(Saved entries)

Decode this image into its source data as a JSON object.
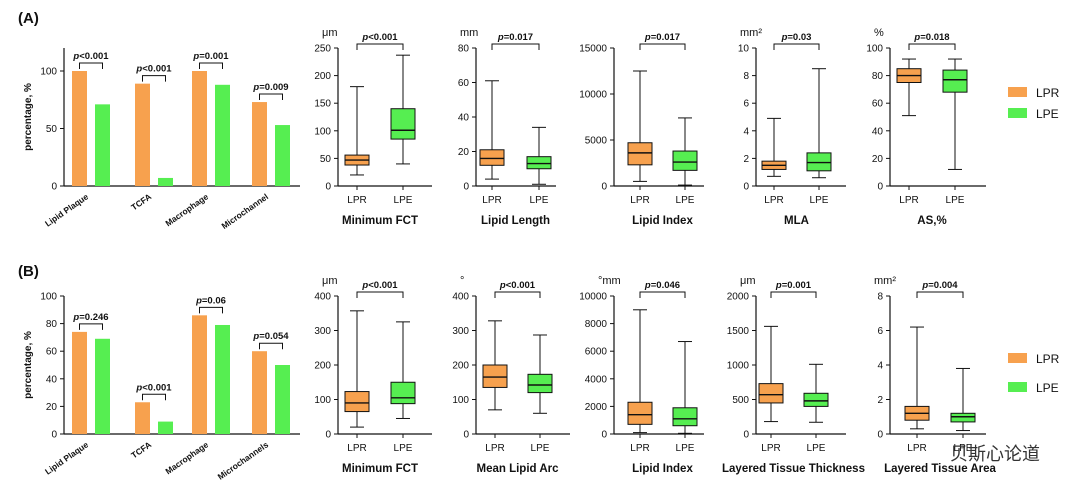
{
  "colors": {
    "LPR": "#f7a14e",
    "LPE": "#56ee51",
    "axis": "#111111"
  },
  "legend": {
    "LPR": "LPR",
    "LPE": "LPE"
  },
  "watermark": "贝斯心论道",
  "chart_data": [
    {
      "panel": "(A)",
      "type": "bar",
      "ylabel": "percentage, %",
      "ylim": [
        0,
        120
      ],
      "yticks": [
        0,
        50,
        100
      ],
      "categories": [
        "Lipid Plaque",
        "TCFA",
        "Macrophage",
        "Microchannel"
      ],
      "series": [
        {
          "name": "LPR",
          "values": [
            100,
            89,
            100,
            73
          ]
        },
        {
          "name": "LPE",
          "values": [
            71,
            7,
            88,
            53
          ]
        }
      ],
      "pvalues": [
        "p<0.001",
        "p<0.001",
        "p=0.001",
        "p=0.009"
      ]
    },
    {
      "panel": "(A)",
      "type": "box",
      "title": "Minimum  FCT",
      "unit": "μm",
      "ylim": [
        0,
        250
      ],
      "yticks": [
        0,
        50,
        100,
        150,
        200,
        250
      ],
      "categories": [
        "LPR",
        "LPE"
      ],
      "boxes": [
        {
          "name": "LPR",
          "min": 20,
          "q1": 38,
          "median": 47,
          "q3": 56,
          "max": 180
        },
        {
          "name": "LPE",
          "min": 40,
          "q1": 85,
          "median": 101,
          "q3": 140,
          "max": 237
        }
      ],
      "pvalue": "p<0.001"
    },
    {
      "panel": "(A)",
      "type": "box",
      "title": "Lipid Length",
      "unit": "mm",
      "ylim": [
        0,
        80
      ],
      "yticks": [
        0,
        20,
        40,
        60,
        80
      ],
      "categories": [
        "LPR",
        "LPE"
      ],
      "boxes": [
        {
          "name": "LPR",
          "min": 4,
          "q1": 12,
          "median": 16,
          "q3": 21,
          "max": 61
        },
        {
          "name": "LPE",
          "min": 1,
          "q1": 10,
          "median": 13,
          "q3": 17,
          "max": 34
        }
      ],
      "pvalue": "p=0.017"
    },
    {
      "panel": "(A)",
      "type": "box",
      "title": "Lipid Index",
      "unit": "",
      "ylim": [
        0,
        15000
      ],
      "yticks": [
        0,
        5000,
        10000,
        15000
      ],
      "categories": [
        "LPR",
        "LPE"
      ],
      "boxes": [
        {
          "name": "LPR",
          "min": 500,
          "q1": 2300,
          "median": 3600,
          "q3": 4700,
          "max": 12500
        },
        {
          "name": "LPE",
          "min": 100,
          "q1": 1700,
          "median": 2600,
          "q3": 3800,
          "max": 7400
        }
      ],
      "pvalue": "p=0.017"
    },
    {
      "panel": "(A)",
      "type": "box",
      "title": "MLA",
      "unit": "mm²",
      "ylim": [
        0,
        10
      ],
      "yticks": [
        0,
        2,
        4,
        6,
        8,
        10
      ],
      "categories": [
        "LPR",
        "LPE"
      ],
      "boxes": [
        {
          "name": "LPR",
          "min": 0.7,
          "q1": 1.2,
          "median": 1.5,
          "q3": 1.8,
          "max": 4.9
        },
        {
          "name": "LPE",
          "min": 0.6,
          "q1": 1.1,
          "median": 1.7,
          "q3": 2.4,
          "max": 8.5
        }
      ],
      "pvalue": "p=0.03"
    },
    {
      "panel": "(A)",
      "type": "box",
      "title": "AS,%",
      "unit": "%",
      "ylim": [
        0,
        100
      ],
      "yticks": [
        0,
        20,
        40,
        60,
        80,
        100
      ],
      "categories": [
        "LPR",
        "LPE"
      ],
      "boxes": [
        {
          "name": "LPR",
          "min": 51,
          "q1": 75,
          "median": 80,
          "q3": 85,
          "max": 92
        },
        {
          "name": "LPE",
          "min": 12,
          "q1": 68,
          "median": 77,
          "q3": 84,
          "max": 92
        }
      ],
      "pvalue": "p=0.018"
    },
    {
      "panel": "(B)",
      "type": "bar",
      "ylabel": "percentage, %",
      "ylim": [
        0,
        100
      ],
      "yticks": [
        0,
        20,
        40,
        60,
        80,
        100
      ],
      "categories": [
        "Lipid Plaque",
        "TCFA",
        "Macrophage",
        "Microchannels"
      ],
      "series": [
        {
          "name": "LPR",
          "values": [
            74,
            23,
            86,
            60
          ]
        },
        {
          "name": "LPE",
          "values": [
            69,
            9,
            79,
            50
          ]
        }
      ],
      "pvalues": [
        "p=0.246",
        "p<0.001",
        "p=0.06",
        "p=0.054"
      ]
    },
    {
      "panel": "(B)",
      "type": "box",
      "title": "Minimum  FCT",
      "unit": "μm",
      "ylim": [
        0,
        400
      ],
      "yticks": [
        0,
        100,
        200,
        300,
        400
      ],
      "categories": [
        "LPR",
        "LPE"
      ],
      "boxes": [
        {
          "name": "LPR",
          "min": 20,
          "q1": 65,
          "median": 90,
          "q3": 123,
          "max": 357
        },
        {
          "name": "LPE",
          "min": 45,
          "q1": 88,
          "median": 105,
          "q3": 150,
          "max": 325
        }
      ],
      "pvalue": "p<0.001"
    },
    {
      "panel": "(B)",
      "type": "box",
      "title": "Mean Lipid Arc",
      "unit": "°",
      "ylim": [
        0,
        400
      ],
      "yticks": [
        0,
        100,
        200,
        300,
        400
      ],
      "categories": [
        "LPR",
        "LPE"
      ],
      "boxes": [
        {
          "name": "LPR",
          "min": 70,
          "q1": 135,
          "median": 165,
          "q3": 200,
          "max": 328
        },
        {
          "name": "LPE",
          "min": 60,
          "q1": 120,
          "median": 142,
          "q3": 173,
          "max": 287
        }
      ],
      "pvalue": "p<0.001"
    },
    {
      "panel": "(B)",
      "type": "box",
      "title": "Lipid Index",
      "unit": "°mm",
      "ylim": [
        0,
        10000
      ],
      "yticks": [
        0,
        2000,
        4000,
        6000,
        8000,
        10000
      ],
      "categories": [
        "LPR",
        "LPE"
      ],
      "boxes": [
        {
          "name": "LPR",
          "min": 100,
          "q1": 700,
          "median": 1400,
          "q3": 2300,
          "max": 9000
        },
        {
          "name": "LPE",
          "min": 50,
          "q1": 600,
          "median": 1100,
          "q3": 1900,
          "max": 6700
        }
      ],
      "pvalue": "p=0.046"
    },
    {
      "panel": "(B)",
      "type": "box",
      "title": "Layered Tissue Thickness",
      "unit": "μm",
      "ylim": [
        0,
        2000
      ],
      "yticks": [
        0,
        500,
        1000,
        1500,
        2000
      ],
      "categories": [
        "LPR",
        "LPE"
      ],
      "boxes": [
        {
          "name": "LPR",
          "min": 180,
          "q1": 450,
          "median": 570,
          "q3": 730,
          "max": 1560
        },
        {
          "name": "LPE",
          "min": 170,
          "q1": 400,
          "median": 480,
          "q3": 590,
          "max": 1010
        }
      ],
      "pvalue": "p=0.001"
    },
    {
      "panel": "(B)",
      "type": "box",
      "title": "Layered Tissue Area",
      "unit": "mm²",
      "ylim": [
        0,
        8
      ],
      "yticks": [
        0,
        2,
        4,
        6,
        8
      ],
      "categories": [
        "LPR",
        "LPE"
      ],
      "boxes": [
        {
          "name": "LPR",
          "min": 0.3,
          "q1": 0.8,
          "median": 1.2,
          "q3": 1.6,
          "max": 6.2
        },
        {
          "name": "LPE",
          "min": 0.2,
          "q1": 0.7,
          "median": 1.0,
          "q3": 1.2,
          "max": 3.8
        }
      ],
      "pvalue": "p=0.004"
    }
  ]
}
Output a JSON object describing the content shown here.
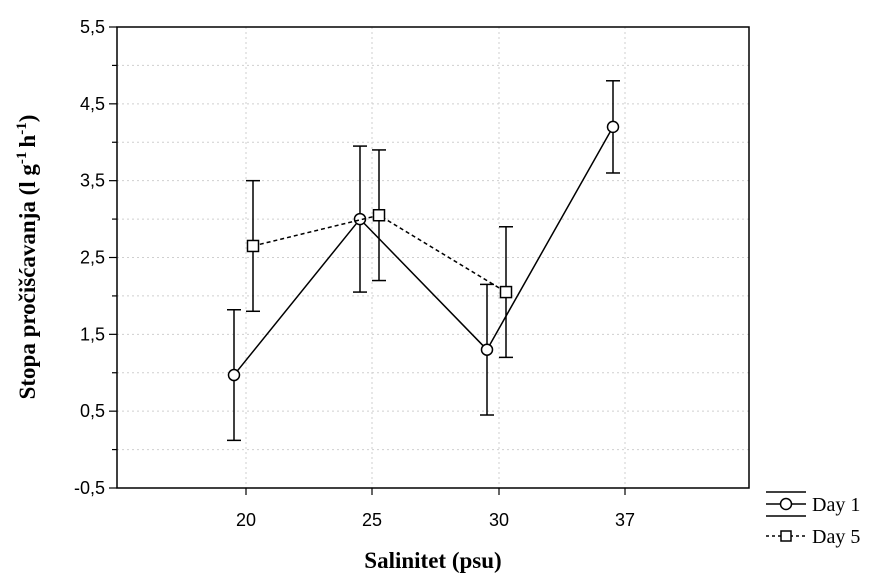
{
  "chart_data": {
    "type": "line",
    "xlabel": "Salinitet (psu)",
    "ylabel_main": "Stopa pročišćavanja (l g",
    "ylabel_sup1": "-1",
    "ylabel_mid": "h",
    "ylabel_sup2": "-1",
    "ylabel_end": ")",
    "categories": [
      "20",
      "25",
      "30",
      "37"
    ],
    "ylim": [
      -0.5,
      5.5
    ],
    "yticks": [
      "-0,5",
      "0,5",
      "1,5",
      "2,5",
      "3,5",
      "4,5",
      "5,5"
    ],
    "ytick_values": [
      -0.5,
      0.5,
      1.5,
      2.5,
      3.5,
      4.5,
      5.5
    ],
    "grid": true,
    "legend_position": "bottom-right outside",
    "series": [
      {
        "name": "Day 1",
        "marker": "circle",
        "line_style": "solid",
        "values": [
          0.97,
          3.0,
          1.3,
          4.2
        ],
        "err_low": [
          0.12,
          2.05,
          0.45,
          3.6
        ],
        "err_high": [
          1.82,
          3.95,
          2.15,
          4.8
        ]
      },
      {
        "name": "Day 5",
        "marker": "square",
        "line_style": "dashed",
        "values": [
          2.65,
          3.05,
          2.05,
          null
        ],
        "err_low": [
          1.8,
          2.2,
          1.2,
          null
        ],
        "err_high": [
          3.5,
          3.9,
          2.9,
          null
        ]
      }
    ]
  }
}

Task instructions: Output exactly the lines from the one containing "Output a JSON" through the last line of the records above, both included, leaving out any pictures.

Solution to this exercise:
Output a JSON object describing the content shown here.
{
  "chart_data": {
    "type": "line",
    "xlabel": "Salinitet (psu)",
    "ylabel_main": "Stopa pročišćavanja (l g",
    "ylabel_sup1": "-1",
    "ylabel_mid": "h",
    "ylabel_sup2": "-1",
    "ylabel_end": ")",
    "categories": [
      "20",
      "25",
      "30",
      "37"
    ],
    "ylim": [
      -0.5,
      5.5
    ],
    "yticks": [
      "-0,5",
      "0,5",
      "1,5",
      "2,5",
      "3,5",
      "4,5",
      "5,5"
    ],
    "ytick_values": [
      -0.5,
      0.5,
      1.5,
      2.5,
      3.5,
      4.5,
      5.5
    ],
    "grid": true,
    "legend_position": "bottom-right outside",
    "series": [
      {
        "name": "Day 1",
        "marker": "circle",
        "line_style": "solid",
        "values": [
          0.97,
          3.0,
          1.3,
          4.2
        ],
        "err_low": [
          0.12,
          2.05,
          0.45,
          3.6
        ],
        "err_high": [
          1.82,
          3.95,
          2.15,
          4.8
        ]
      },
      {
        "name": "Day 5",
        "marker": "square",
        "line_style": "dashed",
        "values": [
          2.65,
          3.05,
          2.05,
          null
        ],
        "err_low": [
          1.8,
          2.2,
          1.2,
          null
        ],
        "err_high": [
          3.5,
          3.9,
          2.9,
          null
        ]
      }
    ]
  }
}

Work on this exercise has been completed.